Given request: Find every line in the records below that holds the word "Antarktyda", and copy it out.

────

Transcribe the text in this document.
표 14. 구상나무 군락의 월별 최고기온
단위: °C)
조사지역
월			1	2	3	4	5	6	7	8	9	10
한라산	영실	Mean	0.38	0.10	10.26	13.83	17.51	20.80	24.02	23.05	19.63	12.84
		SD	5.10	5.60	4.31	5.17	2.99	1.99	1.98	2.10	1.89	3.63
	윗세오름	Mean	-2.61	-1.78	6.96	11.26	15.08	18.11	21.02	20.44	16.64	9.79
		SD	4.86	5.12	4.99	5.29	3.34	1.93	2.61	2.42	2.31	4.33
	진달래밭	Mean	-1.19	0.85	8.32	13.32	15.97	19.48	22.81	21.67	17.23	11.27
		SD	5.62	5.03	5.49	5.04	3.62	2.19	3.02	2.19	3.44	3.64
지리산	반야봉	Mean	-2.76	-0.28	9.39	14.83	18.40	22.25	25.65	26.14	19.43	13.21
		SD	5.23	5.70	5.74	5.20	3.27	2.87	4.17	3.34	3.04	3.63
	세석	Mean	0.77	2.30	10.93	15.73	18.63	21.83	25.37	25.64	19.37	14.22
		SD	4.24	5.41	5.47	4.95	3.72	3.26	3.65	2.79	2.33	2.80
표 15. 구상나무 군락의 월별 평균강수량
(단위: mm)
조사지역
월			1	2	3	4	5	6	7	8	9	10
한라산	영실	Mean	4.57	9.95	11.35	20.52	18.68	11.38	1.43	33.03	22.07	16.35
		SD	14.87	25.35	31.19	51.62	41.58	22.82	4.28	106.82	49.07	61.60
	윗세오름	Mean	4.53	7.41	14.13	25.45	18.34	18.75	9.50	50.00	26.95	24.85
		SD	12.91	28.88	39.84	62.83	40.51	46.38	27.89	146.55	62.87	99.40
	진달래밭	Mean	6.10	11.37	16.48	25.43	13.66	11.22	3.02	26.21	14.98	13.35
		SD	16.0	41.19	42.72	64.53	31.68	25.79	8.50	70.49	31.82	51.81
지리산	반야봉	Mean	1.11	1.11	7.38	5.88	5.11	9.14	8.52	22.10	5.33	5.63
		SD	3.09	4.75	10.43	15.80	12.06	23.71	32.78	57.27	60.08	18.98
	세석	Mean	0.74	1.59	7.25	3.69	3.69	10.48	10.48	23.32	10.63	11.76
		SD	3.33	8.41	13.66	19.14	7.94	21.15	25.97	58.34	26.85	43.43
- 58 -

────

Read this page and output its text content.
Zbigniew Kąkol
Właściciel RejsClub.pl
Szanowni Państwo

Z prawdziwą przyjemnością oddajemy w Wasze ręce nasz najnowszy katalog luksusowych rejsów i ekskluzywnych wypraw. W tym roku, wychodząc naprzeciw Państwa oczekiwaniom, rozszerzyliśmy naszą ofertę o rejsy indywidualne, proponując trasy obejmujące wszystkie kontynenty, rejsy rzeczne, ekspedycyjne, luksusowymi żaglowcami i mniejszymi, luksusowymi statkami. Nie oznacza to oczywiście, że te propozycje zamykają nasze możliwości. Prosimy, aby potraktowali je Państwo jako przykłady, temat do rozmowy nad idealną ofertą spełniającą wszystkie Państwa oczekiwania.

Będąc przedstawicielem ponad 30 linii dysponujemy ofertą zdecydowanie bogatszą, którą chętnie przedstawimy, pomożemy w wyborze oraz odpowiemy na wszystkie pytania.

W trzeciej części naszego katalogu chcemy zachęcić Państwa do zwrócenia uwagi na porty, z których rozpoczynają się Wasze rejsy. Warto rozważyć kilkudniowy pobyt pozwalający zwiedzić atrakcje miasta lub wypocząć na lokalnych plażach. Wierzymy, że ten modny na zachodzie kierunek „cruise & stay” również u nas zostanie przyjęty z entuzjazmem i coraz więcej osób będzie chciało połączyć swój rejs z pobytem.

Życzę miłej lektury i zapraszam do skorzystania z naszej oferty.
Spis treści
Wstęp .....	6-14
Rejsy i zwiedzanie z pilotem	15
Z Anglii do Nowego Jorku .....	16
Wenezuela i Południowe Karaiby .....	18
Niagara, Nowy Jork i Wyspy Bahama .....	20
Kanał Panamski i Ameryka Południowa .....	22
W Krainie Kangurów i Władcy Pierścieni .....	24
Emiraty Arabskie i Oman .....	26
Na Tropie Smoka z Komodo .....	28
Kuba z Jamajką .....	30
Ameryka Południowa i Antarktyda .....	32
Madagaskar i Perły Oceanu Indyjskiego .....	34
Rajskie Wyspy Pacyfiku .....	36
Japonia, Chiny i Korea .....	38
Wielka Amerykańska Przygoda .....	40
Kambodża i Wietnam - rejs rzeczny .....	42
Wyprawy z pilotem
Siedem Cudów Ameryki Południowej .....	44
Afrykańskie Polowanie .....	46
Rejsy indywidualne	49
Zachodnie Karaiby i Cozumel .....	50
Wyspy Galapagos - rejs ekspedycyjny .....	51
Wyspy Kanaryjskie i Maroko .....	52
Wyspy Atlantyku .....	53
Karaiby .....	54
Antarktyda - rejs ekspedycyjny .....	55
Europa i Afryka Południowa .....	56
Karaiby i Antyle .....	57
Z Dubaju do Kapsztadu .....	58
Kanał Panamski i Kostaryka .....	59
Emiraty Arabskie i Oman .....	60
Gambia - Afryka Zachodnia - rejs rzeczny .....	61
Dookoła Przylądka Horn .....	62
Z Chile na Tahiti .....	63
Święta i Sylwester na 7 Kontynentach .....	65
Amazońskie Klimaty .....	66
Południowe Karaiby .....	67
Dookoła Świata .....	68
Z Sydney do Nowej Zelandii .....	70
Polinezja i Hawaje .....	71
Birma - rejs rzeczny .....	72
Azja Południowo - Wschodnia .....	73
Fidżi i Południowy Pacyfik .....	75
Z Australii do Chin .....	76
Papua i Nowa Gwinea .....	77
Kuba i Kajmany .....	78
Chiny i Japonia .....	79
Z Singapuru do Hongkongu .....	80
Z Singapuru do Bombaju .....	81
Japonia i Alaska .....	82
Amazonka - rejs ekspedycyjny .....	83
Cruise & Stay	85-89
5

────

Solution to this task:
Ameryka Południowa i Antarktyda .....	32
Antarktyda - rejs ekspedycyjny .....	55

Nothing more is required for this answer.